» **Task goal**
Every record should be copied exactly, except that pictures are to be omitted.

» **Source records**
::::::::::
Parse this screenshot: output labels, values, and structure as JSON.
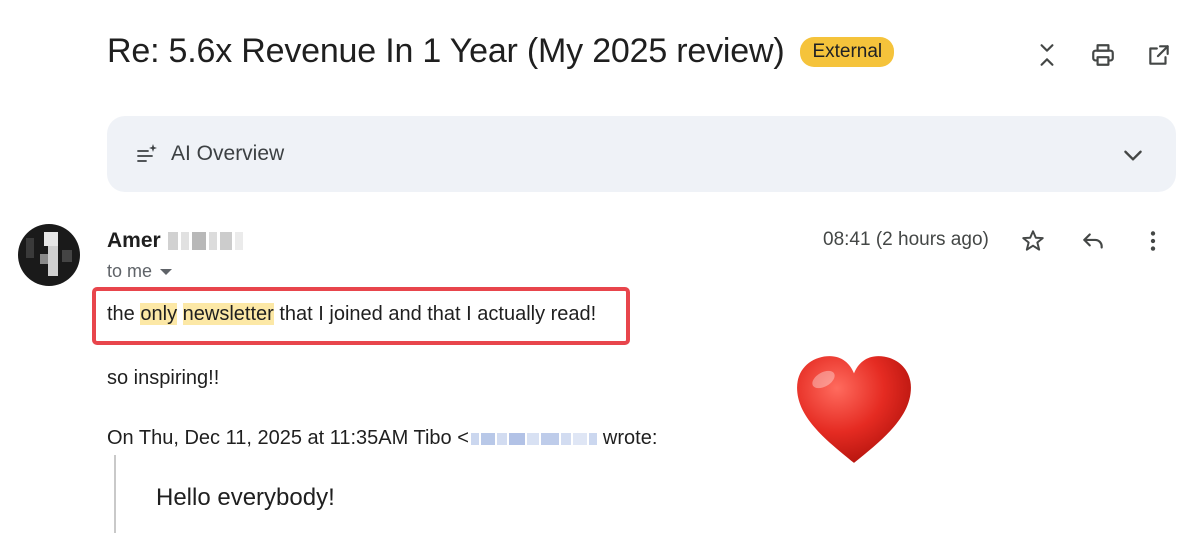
{
  "email": {
    "subject": "Re: 5.6x Revenue In 1 Year (My 2025 review)",
    "label": "External",
    "label_color": "#f5c33b"
  },
  "top_actions": {
    "icons": [
      "collapse-icon",
      "print-icon",
      "open-new-window-icon"
    ]
  },
  "ai_overview": {
    "label": "AI Overview"
  },
  "message": {
    "sender_name_visible": "Amer",
    "recipient": "to me",
    "timestamp": "08:41 (2 hours ago)",
    "body_line1": {
      "w1": "the",
      "hl1": "only",
      "hl2": "newsletter",
      "rest": "that I joined and that I actually read!"
    },
    "body_line2": "so inspiring!!",
    "quote_header_prefix": "On Thu, Dec 11, 2025 at 11:35AM Tibo <",
    "quote_header_suffix": "wrote:",
    "quoted_text": "Hello everybody!"
  },
  "colors": {
    "highlight_box": "#e8454c",
    "search_highlight": "#fce8a6",
    "ai_overview_bg": "#eff2f7"
  }
}
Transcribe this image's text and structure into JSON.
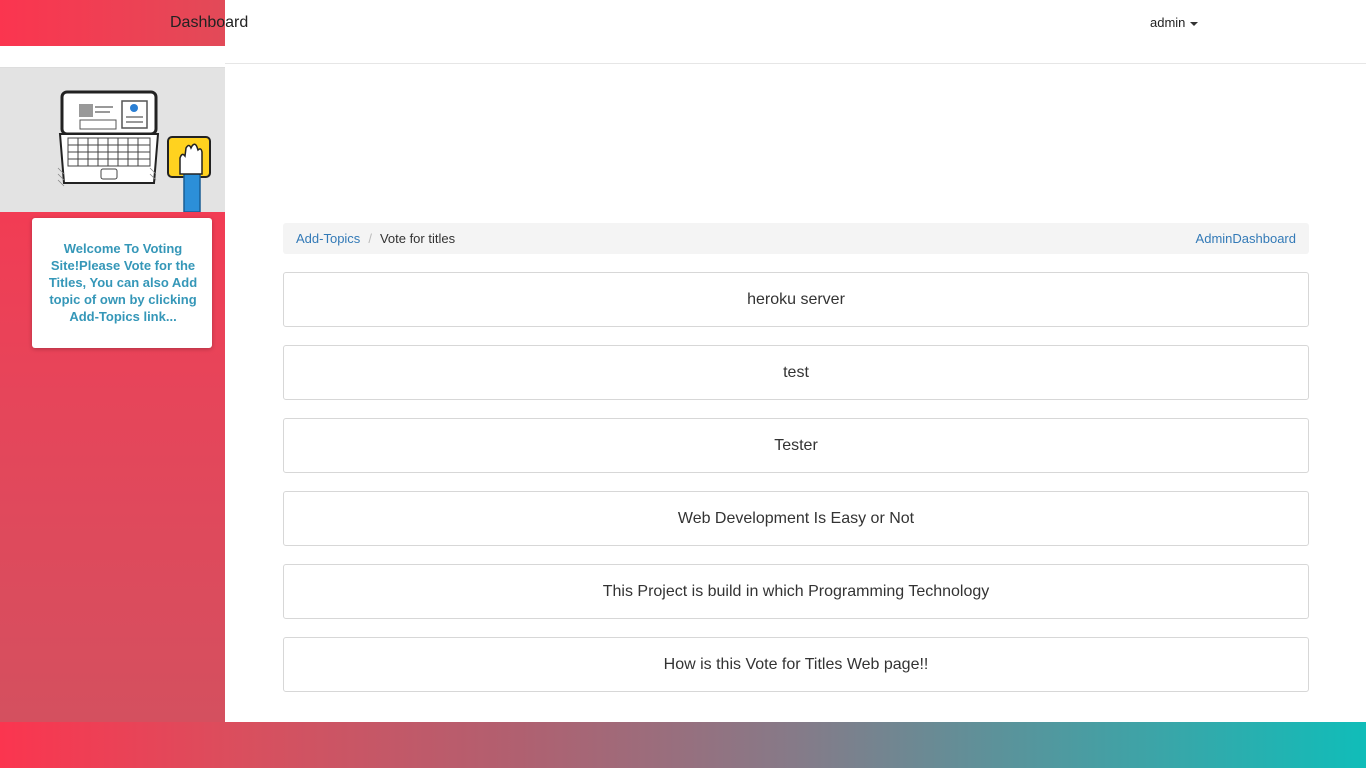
::::::::::
» **Response to this task**
Parse this screenshot: output labels, values, and structure as JSON.
{
  "email": {
    "subject": "Re: 5.6x Revenue In 1 Year (My 2025 review)",
    "label": "External",
    "label_color": "#f5c33b"
  },
  "top_actions": {
    "icons": [
      "collapse-icon",
      "print-icon",
      "open-new-window-icon"
    ]
  },
  "ai_overview": {
    "label": "AI Overview"
  },
  "message": {
    "sender_name_visible": "Amer",
    "recipient": "to me",
    "timestamp": "08:41 (2 hours ago)",
    "body_line1": {
      "w1": "the",
      "hl1": "only",
      "hl2": "newsletter",
      "rest": "that I joined and that I actually read!"
    },
    "body_line2": "so inspiring!!",
    "quote_header_prefix": "On Thu, Dec 11, 2025 at 11:35AM Tibo <",
    "quote_header_suffix": "wrote:",
    "quoted_text": "Hello everybody!"
  },
  "colors": {
    "highlight_box": "#e8454c",
    "search_highlight": "#fce8a6",
    "ai_overview_bg": "#eff2f7"
  }
}
Transcribe this image's text and structure into JSON.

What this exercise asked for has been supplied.